··· Extracted material

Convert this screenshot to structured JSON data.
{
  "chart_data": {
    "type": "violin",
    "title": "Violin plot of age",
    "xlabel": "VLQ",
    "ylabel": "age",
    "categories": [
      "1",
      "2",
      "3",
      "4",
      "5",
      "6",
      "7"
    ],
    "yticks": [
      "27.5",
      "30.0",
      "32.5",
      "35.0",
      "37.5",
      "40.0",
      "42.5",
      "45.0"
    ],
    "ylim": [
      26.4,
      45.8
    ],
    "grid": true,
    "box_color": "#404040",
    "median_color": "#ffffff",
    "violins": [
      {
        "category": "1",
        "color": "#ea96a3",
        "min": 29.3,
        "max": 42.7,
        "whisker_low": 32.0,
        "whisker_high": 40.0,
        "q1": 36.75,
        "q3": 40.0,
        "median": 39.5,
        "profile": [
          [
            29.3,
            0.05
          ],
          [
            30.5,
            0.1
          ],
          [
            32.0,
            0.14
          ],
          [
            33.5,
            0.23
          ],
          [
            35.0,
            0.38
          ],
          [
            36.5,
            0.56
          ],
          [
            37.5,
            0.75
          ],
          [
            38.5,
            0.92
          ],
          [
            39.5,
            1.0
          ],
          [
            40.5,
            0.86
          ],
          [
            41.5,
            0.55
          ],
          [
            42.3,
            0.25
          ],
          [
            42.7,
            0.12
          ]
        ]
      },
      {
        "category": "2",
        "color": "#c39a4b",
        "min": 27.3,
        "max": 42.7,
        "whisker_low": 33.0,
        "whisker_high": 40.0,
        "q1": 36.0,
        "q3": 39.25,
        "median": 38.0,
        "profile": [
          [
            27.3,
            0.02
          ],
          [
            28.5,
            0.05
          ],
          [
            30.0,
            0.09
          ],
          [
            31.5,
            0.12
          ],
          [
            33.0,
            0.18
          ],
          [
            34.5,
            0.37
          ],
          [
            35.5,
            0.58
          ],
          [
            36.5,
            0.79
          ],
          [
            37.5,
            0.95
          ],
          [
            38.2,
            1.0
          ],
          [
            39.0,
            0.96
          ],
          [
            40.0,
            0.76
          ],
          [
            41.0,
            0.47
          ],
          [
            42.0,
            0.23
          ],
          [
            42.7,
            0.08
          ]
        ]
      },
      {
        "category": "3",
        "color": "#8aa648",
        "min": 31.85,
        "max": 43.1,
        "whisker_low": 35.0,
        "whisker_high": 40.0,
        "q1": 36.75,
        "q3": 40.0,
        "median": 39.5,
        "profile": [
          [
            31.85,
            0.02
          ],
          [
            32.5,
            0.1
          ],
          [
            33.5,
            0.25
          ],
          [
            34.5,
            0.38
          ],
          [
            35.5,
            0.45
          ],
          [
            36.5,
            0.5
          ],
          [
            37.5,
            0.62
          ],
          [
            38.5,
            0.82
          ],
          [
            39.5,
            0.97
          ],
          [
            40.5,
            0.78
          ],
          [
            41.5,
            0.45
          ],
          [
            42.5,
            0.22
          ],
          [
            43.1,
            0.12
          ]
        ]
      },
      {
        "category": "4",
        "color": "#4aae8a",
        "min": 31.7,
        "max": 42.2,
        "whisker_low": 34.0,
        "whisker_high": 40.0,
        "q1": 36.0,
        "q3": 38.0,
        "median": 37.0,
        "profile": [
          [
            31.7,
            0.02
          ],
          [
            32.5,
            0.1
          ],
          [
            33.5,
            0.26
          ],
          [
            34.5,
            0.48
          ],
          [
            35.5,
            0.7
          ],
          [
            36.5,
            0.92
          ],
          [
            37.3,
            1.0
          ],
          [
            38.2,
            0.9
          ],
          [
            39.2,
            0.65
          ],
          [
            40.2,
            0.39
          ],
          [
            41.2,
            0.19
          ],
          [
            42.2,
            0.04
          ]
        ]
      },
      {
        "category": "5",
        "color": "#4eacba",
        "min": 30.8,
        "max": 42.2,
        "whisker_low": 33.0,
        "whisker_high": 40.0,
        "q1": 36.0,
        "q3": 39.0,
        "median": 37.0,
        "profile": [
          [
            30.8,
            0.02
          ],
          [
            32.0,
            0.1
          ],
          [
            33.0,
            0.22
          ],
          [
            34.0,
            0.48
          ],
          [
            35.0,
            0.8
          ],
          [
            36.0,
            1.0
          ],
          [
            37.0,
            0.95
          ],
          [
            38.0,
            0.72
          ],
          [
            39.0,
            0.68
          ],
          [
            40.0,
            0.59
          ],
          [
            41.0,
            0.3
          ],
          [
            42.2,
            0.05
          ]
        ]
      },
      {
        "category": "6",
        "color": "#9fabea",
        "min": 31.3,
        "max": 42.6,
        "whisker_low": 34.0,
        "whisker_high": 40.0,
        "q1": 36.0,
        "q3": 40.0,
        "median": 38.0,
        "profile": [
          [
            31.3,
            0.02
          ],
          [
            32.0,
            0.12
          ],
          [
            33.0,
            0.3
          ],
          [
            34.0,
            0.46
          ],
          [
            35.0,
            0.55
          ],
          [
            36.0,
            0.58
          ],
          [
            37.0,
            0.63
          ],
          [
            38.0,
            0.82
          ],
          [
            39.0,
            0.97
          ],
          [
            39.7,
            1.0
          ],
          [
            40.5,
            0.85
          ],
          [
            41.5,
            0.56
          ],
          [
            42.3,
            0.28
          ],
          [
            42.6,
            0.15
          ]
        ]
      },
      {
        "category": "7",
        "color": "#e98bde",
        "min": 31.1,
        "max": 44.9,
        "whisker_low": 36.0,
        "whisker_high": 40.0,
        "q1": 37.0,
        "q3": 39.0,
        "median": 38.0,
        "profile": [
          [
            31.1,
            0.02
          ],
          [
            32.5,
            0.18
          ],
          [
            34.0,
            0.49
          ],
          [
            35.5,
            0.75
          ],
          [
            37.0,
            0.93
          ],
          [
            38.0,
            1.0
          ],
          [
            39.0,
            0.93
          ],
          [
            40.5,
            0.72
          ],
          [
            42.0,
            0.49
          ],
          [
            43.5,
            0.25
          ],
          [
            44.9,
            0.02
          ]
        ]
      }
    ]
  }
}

······

→ What you are asked to do
Your task is to repeat every line exactly.

→ Solution
Convert this screenshot to structured JSON data.
{
  "chart_data": {
    "type": "violin",
    "title": "Violin plot of age",
    "xlabel": "VLQ",
    "ylabel": "age",
    "categories": [
      "1",
      "2",
      "3",
      "4",
      "5",
      "6",
      "7"
    ],
    "yticks": [
      "27.5",
      "30.0",
      "32.5",
      "35.0",
      "37.5",
      "40.0",
      "42.5",
      "45.0"
    ],
    "ylim": [
      26.4,
      45.8
    ],
    "grid": true,
    "box_color": "#404040",
    "median_color": "#ffffff",
    "violins": [
      {
        "category": "1",
        "color": "#ea96a3",
        "min": 29.3,
        "max": 42.7,
        "whisker_low": 32.0,
        "whisker_high": 40.0,
        "q1": 36.75,
        "q3": 40.0,
        "median": 39.5,
        "profile": [
          [
            29.3,
            0.05
          ],
          [
            30.5,
            0.1
          ],
          [
            32.0,
            0.14
          ],
          [
            33.5,
            0.23
          ],
          [
            35.0,
            0.38
          ],
          [
            36.5,
            0.56
          ],
          [
            37.5,
            0.75
          ],
          [
            38.5,
            0.92
          ],
          [
            39.5,
            1.0
          ],
          [
            40.5,
            0.86
          ],
          [
            41.5,
            0.55
          ],
          [
            42.3,
            0.25
          ],
          [
            42.7,
            0.12
          ]
        ]
      },
      {
        "category": "2",
        "color": "#c39a4b",
        "min": 27.3,
        "max": 42.7,
        "whisker_low": 33.0,
        "whisker_high": 40.0,
        "q1": 36.0,
        "q3": 39.25,
        "median": 38.0,
        "profile": [
          [
            27.3,
            0.02
          ],
          [
            28.5,
            0.05
          ],
          [
            30.0,
            0.09
          ],
          [
            31.5,
            0.12
          ],
          [
            33.0,
            0.18
          ],
          [
            34.5,
            0.37
          ],
          [
            35.5,
            0.58
          ],
          [
            36.5,
            0.79
          ],
          [
            37.5,
            0.95
          ],
          [
            38.2,
            1.0
          ],
          [
            39.0,
            0.96
          ],
          [
            40.0,
            0.76
          ],
          [
            41.0,
            0.47
          ],
          [
            42.0,
            0.23
          ],
          [
            42.7,
            0.08
          ]
        ]
      },
      {
        "category": "3",
        "color": "#8aa648",
        "min": 31.85,
        "max": 43.1,
        "whisker_low": 35.0,
        "whisker_high": 40.0,
        "q1": 36.75,
        "q3": 40.0,
        "median": 39.5,
        "profile": [
          [
            31.85,
            0.02
          ],
          [
            32.5,
            0.1
          ],
          [
            33.5,
            0.25
          ],
          [
            34.5,
            0.38
          ],
          [
            35.5,
            0.45
          ],
          [
            36.5,
            0.5
          ],
          [
            37.5,
            0.62
          ],
          [
            38.5,
            0.82
          ],
          [
            39.5,
            0.97
          ],
          [
            40.5,
            0.78
          ],
          [
            41.5,
            0.45
          ],
          [
            42.5,
            0.22
          ],
          [
            43.1,
            0.12
          ]
        ]
      },
      {
        "category": "4",
        "color": "#4aae8a",
        "min": 31.7,
        "max": 42.2,
        "whisker_low": 34.0,
        "whisker_high": 40.0,
        "q1": 36.0,
        "q3": 38.0,
        "median": 37.0,
        "profile": [
          [
            31.7,
            0.02
          ],
          [
            32.5,
            0.1
          ],
          [
            33.5,
            0.26
          ],
          [
            34.5,
            0.48
          ],
          [
            35.5,
            0.7
          ],
          [
            36.5,
            0.92
          ],
          [
            37.3,
            1.0
          ],
          [
            38.2,
            0.9
          ],
          [
            39.2,
            0.65
          ],
          [
            40.2,
            0.39
          ],
          [
            41.2,
            0.19
          ],
          [
            42.2,
            0.04
          ]
        ]
      },
      {
        "category": "5",
        "color": "#4eacba",
        "min": 30.8,
        "max": 42.2,
        "whisker_low": 33.0,
        "whisker_high": 40.0,
        "q1": 36.0,
        "q3": 39.0,
        "median": 37.0,
        "profile": [
          [
            30.8,
            0.02
          ],
          [
            32.0,
            0.1
          ],
          [
            33.0,
            0.22
          ],
          [
            34.0,
            0.48
          ],
          [
            35.0,
            0.8
          ],
          [
            36.0,
            1.0
          ],
          [
            37.0,
            0.95
          ],
          [
            38.0,
            0.72
          ],
          [
            39.0,
            0.68
          ],
          [
            40.0,
            0.59
          ],
          [
            41.0,
            0.3
          ],
          [
            42.2,
            0.05
          ]
        ]
      },
      {
        "category": "6",
        "color": "#9fabea",
        "min": 31.3,
        "max": 42.6,
        "whisker_low": 34.0,
        "whisker_high": 40.0,
        "q1": 36.0,
        "q3": 40.0,
        "median": 38.0,
        "profile": [
          [
            31.3,
            0.02
          ],
          [
            32.0,
            0.12
          ],
          [
            33.0,
            0.3
          ],
          [
            34.0,
            0.46
          ],
          [
            35.0,
            0.55
          ],
          [
            36.0,
            0.58
          ],
          [
            37.0,
            0.63
          ],
          [
            38.0,
            0.82
          ],
          [
            39.0,
            0.97
          ],
          [
            39.7,
            1.0
          ],
          [
            40.5,
            0.85
          ],
          [
            41.5,
            0.56
          ],
          [
            42.3,
            0.28
          ],
          [
            42.6,
            0.15
          ]
        ]
      },
      {
        "category": "7",
        "color": "#e98bde",
        "min": 31.1,
        "max": 44.9,
        "whisker_low": 36.0,
        "whisker_high": 40.0,
        "q1": 37.0,
        "q3": 39.0,
        "median": 38.0,
        "profile": [
          [
            31.1,
            0.02
          ],
          [
            32.5,
            0.18
          ],
          [
            34.0,
            0.49
          ],
          [
            35.5,
            0.75
          ],
          [
            37.0,
            0.93
          ],
          [
            38.0,
            1.0
          ],
          [
            39.0,
            0.93
          ],
          [
            40.5,
            0.72
          ],
          [
            42.0,
            0.49
          ],
          [
            43.5,
            0.25
          ],
          [
            44.9,
            0.02
          ]
        ]
      }
    ]
  }
}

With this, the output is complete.